| DATASET EXCERPTS |
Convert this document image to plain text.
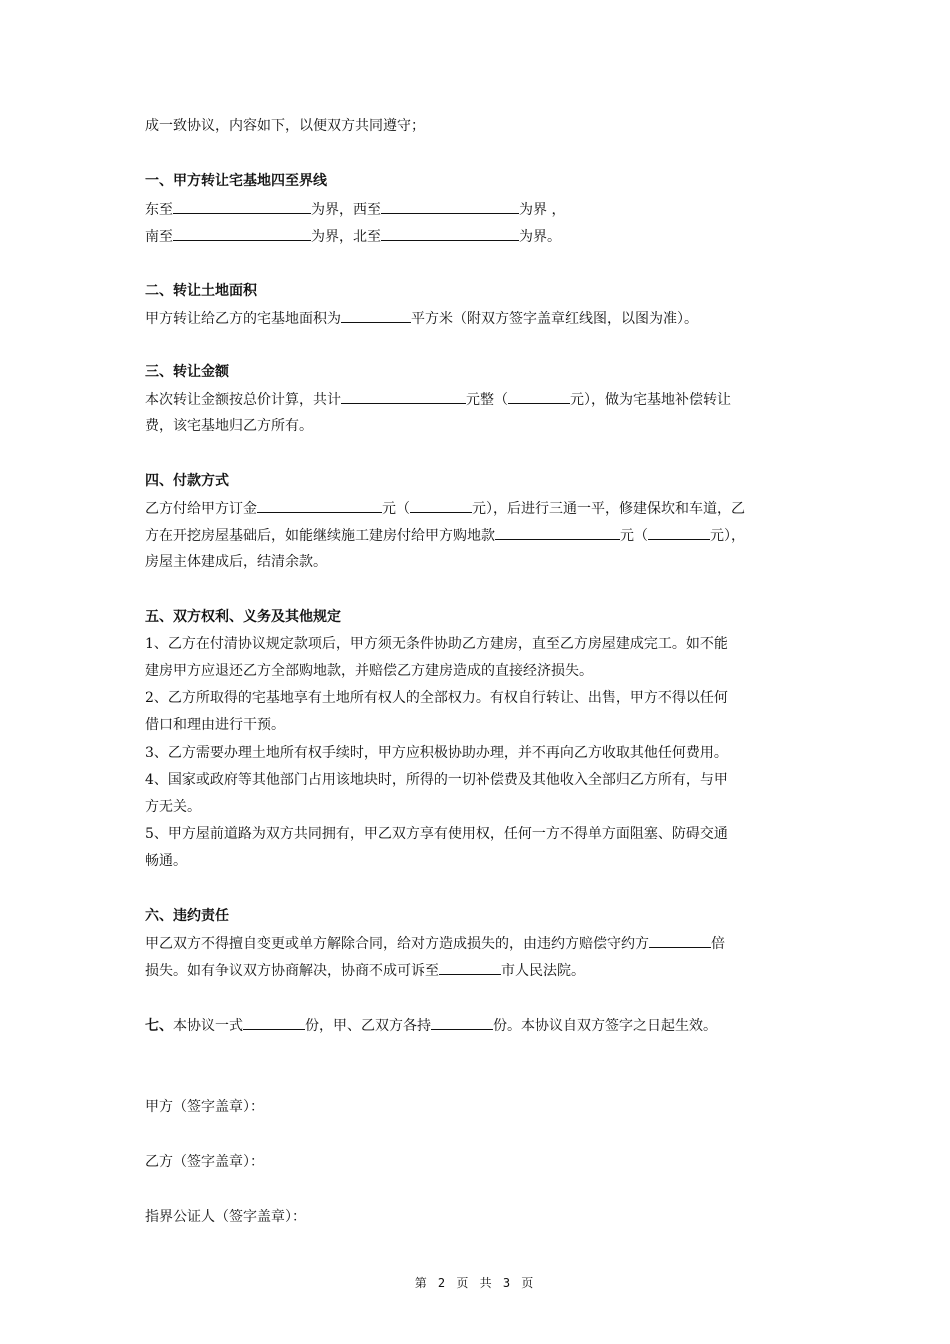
成一致协议，内容如下，以便双方共同遵守；
一、甲方转让宅基地四至界线
东至	为界，西至	为界 ，
南至	为界，北至	为界。
二、转让土地面积
甲方转让给乙方的宅基地面积为	平方米（附双方签字盖章红线图，以图为准）。
三、转让金额
本次转让金额按总价计算，共计	元整（	元），做为宅基地补偿转让
费，该宅基地归乙方所有。
四、付款方式
乙方付给甲方订金	元（	元），后进行三通一平，修建保坎和车道，乙
方在开挖房屋基础后，如能继续施工建房付给甲方购地款	元（	元），
房屋主体建成后，结清余款。
五、双方权利、义务及其他规定
1、乙方在付清协议规定款项后，甲方须无条件协助乙方建房，直至乙方房屋建成完工。如不能
建房甲方应退还乙方全部购地款，并赔偿乙方建房造成的直接经济损失。
2、乙方所取得的宅基地享有土地所有权人的全部权力。有权自行转让、出售，甲方不得以任何
借口和理由进行干预。
3、乙方需要办理土地所有权手续时，甲方应积极协助办理，并不再向乙方收取其他任何费用。
4、国家或政府等其他部门占用该地块时，所得的一切补偿费及其他收入全部归乙方所有，与甲
方无关。
5、甲方屋前道路为双方共同拥有，甲乙双方享有使用权，任何一方不得单方面阻塞、防碍交通
畅通。
六、违约责任
甲乙双方不得擅自变更或单方解除合同，给对方造成损失的，由违约方赔偿守约方	倍
损失。如有争议双方协商解决，协商不成可诉至	市人民法院。
七、本协议一式	份，甲、乙双方各持	份。本协议自双方签字之日起生效。
甲方（签字盖章）：
乙方（签字盖章）：
指界公证人（签字盖章）：
第 2 页 共 3 页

| YOUR INSTRUCTIONS |
Each line of the data is to be duplicated exactly; pictures stay out of the copy.

| CORRECT RESULT |
Convert this document image to plain text.
成一致协议，内容如下，以便双方共同遵守；
一、甲方转让宅基地四至界线
东至	为界，西至	为界 ，
南至	为界，北至	为界。
二、转让土地面积
甲方转让给乙方的宅基地面积为	平方米（附双方签字盖章红线图，以图为准）。
三、转让金额
本次转让金额按总价计算，共计	元整（	元），做为宅基地补偿转让
费，该宅基地归乙方所有。
四、付款方式
乙方付给甲方订金	元（	元），后进行三通一平，修建保坎和车道，乙
方在开挖房屋基础后，如能继续施工建房付给甲方购地款	元（	元），
房屋主体建成后，结清余款。
五、双方权利、义务及其他规定
1、乙方在付清协议规定款项后，甲方须无条件协助乙方建房，直至乙方房屋建成完工。如不能
建房甲方应退还乙方全部购地款，并赔偿乙方建房造成的直接经济损失。
2、乙方所取得的宅基地享有土地所有权人的全部权力。有权自行转让、出售，甲方不得以任何
借口和理由进行干预。
3、乙方需要办理土地所有权手续时，甲方应积极协助办理，并不再向乙方收取其他任何费用。
4、国家或政府等其他部门占用该地块时，所得的一切补偿费及其他收入全部归乙方所有，与甲
方无关。
5、甲方屋前道路为双方共同拥有，甲乙双方享有使用权，任何一方不得单方面阻塞、防碍交通
畅通。
六、违约责任
甲乙双方不得擅自变更或单方解除合同，给对方造成损失的，由违约方赔偿守约方	倍
损失。如有争议双方协商解决，协商不成可诉至	市人民法院。
七、本协议一式	份，甲、乙双方各持	份。本协议自双方签字之日起生效。
甲方（签字盖章）：
乙方（签字盖章）：
指界公证人（签字盖章）：
第 2 页 共 3 页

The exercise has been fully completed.